## SOURCE EXTRACT
◇ ◇ ◇ ◇
How To Build A Deck: Let’s Get This Party Started

What party? The decking party, that’s what. Never been to a party where people put decking down? Then you have not lived, my friend. But come to think of it, my party didn’t have any guests so maybe I’m the one who should reconsider my definition. Anyways – let’s talk deck boards, since I gave you this sneak peek of my progress last week:

As you may be able to tell from that photo, we bit the bullet and went for the “zippered” seam pattern that we saw at our local art museum.

But before we talk about planning for that, we actually had two commonly asked questions on our last post, which were:

  1. What made you guys chose to go with exposed screws instead of hidden ones?
  2. Is it ok to lay decking boards that close?

So without further ado, those answers for ya:

  1. Sherry and I both grew up with decks with traditional exposed screws and they were beautiful and held up for decades, so we’ve decided to keep it classic and just line up all of our screws like the zippered seam deck that we included above as our inspiration (it’s hard to see, but in person the screws are visible, they’re just all very clean and nicely lined up instead of randomly drilled in). Not only was this choice something that we thought would be easiest, we also thought it would be the most functional (we can easily tighten any screws that might get loose over time since they’re so simple to access from above).
◇ ◇ ◇ ◇
## GIVEN INSTRUCTION 1
In the deck-building post, where did the authors see the "zippered" seam pattern they chose?
## GIVEN INSTRUCTION 2
In the records, copy out word for word the lines from the one containing "Localize 16 of" to the one containing "x-tick-label: 190 — [540, 328, 558, 340]", both included.

## DATA
◇ ◇ ◇ ◇
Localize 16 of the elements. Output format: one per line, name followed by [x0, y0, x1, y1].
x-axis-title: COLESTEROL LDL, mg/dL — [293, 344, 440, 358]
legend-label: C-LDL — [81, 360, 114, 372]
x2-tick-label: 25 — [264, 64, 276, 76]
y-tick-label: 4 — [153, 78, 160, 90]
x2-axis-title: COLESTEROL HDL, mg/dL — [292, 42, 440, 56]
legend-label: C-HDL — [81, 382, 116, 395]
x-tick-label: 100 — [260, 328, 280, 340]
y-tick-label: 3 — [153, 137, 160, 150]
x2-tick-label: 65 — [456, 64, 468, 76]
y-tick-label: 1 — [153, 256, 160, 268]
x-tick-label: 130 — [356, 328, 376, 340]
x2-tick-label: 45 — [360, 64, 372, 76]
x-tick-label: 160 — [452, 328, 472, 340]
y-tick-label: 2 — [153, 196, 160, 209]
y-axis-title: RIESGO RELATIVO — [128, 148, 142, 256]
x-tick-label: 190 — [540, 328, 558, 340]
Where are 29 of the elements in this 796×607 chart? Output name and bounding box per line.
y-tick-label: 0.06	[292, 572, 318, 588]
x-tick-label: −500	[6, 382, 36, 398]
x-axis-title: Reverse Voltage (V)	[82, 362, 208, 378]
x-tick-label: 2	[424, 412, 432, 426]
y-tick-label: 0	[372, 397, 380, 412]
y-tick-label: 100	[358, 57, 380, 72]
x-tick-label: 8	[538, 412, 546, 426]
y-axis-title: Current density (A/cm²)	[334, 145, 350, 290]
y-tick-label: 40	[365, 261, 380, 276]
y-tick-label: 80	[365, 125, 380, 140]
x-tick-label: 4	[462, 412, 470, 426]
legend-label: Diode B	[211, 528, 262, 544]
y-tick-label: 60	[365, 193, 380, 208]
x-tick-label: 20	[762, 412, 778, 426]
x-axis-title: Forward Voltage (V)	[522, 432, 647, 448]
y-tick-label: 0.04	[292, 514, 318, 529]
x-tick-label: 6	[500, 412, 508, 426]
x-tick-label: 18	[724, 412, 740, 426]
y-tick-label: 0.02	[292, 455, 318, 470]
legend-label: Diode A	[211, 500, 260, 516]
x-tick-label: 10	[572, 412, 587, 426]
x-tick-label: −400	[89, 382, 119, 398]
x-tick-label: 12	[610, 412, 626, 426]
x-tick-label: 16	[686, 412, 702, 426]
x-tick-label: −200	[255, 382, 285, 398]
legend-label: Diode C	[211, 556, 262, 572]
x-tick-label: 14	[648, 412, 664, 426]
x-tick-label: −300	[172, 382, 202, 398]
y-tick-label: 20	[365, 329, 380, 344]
◇ ◇ ◇ ◇
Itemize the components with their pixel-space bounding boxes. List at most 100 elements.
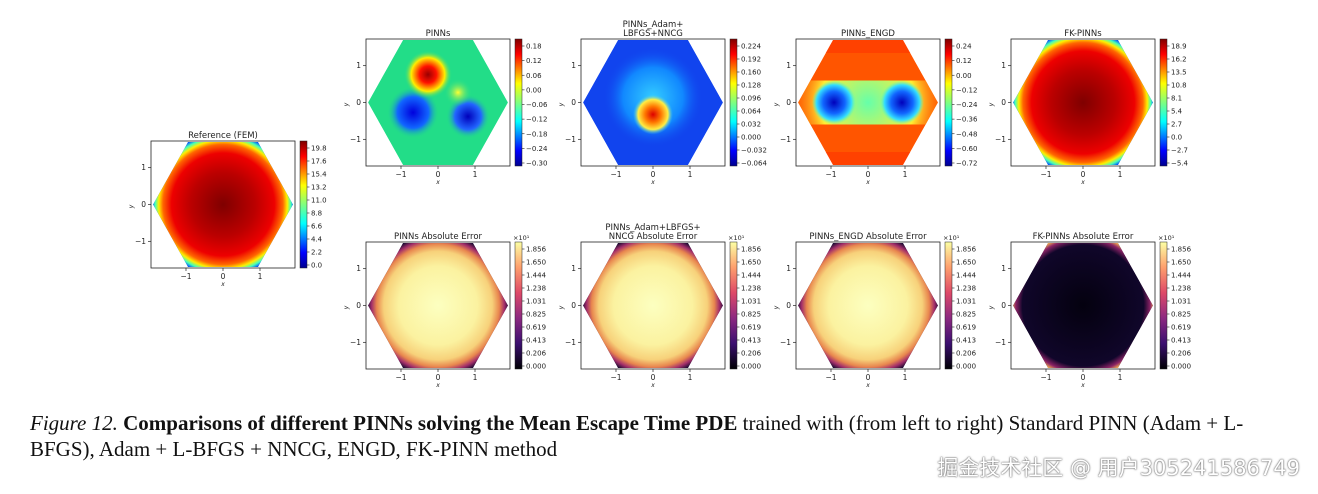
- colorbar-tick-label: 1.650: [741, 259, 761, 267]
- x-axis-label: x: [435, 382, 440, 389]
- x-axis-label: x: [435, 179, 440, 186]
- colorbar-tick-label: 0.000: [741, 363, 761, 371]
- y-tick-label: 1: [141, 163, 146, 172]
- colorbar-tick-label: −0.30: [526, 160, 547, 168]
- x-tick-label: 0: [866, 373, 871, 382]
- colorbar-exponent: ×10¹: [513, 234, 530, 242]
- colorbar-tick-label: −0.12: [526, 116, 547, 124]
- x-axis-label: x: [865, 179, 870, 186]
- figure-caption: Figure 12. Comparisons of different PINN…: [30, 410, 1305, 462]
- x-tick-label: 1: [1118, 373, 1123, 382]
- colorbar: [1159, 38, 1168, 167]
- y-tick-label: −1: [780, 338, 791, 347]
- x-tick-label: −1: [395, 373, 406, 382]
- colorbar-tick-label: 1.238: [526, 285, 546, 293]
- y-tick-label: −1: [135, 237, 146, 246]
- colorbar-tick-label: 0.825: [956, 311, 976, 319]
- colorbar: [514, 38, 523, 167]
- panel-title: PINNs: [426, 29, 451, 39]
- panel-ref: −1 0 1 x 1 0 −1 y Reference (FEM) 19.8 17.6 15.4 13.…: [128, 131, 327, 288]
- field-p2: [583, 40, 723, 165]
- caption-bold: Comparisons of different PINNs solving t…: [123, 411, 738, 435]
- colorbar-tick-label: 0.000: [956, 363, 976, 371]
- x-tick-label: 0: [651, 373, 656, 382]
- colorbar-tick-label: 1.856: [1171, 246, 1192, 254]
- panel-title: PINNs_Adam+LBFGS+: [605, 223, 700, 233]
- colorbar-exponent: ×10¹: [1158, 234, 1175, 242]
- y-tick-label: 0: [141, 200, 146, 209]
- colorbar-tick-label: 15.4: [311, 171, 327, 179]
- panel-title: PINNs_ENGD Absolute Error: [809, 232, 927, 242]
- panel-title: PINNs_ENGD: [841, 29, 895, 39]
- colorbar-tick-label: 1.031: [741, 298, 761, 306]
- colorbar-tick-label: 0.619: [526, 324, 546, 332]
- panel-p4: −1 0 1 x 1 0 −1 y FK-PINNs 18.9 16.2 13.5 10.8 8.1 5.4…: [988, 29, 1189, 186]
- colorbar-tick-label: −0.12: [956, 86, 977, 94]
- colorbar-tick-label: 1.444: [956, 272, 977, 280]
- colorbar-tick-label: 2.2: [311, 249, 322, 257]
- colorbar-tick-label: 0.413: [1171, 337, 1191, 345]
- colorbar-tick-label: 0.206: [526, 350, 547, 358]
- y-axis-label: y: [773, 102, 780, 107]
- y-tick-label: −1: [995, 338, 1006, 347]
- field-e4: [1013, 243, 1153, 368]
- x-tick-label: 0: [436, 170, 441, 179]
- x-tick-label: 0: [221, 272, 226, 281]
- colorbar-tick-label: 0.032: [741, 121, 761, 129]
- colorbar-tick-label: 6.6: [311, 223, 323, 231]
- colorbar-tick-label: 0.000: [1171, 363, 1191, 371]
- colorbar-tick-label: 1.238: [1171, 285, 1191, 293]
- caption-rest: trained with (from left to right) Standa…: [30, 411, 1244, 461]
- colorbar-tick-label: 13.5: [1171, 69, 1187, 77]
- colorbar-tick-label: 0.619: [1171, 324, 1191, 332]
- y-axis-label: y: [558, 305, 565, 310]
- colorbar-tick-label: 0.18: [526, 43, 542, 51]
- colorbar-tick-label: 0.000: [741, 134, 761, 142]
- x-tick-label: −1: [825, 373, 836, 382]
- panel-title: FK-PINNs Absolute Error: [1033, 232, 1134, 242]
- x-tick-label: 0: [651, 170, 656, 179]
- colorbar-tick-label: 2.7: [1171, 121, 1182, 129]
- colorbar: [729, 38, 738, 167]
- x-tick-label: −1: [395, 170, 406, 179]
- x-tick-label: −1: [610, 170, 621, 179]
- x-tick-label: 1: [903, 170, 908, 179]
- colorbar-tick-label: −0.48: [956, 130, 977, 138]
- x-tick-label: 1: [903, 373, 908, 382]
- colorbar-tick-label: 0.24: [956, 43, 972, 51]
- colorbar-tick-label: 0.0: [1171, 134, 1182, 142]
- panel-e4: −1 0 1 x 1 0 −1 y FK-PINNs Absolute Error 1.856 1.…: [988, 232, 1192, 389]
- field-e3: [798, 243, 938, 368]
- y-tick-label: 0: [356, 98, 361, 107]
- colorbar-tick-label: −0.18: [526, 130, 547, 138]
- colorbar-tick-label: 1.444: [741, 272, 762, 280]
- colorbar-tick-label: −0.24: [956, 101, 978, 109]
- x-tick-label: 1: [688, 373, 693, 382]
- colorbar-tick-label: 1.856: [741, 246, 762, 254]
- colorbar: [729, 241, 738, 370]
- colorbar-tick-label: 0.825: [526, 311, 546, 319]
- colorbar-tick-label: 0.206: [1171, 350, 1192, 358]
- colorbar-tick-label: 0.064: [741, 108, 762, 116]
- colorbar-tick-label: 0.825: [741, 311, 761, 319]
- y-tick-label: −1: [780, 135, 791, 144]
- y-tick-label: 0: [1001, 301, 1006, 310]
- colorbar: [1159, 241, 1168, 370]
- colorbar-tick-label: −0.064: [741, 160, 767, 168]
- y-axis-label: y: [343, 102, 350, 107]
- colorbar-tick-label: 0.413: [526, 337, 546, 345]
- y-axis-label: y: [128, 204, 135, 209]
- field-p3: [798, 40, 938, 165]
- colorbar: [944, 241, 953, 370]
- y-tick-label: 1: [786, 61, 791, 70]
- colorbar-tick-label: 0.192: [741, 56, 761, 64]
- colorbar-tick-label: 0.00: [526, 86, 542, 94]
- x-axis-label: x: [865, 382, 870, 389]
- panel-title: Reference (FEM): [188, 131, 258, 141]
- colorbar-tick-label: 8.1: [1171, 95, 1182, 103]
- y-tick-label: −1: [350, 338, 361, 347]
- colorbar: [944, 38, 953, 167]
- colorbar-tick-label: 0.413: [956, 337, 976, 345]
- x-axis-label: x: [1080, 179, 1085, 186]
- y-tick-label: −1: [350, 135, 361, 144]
◇ ◇ ◇ ◇
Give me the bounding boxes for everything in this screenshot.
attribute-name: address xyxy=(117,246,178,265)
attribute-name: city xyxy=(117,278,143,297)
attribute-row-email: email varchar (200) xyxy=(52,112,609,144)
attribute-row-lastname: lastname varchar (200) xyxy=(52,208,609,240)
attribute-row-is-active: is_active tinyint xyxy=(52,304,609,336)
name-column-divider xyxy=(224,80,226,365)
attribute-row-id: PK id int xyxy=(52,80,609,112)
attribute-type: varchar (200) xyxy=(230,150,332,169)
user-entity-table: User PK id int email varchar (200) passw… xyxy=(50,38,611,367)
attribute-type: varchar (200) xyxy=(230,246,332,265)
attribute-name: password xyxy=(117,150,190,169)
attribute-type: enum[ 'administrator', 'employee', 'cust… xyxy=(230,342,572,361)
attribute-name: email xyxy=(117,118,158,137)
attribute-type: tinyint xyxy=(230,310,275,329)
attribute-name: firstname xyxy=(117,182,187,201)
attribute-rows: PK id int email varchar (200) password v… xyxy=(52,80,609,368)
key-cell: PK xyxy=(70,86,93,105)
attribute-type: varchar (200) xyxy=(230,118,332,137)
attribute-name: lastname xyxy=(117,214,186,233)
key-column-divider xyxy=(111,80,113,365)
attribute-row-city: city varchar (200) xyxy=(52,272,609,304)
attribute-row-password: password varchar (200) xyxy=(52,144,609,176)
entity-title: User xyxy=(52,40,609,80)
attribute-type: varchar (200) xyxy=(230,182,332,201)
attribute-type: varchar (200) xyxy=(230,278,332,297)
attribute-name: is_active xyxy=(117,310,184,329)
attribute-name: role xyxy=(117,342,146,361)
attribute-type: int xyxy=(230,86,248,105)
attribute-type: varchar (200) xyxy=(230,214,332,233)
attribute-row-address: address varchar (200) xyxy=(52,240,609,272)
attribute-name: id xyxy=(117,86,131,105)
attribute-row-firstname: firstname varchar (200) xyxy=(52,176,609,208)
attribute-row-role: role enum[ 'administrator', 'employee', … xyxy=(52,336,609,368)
◇ ◇ ◇ ◇
## COMPLETE RESPONSE 1
At their local art museum.

## COMPLETE RESPONSE 2
Localize 16 of the elements. Output format: one per line, name followed by [x0, y0, x1, y1].
x-axis-title: COLESTEROL LDL, mg/dL — [293, 344, 440, 358]
legend-label: C-LDL — [81, 360, 114, 372]
x2-tick-label: 25 — [264, 64, 276, 76]
y-tick-label: 4 — [153, 78, 160, 90]
x2-axis-title: COLESTEROL HDL, mg/dL — [292, 42, 440, 56]
legend-label: C-HDL — [81, 382, 116, 395]
x-tick-label: 100 — [260, 328, 280, 340]
y-tick-label: 3 — [153, 137, 160, 150]
x2-tick-label: 65 — [456, 64, 468, 76]
y-tick-label: 1 — [153, 256, 160, 268]
x-tick-label: 130 — [356, 328, 376, 340]
x2-tick-label: 45 — [360, 64, 372, 76]
x-tick-label: 160 — [452, 328, 472, 340]
y-tick-label: 2 — [153, 196, 160, 209]
y-axis-title: RIESGO RELATIVO — [128, 148, 142, 256]
x-tick-label: 190 — [540, 328, 558, 340]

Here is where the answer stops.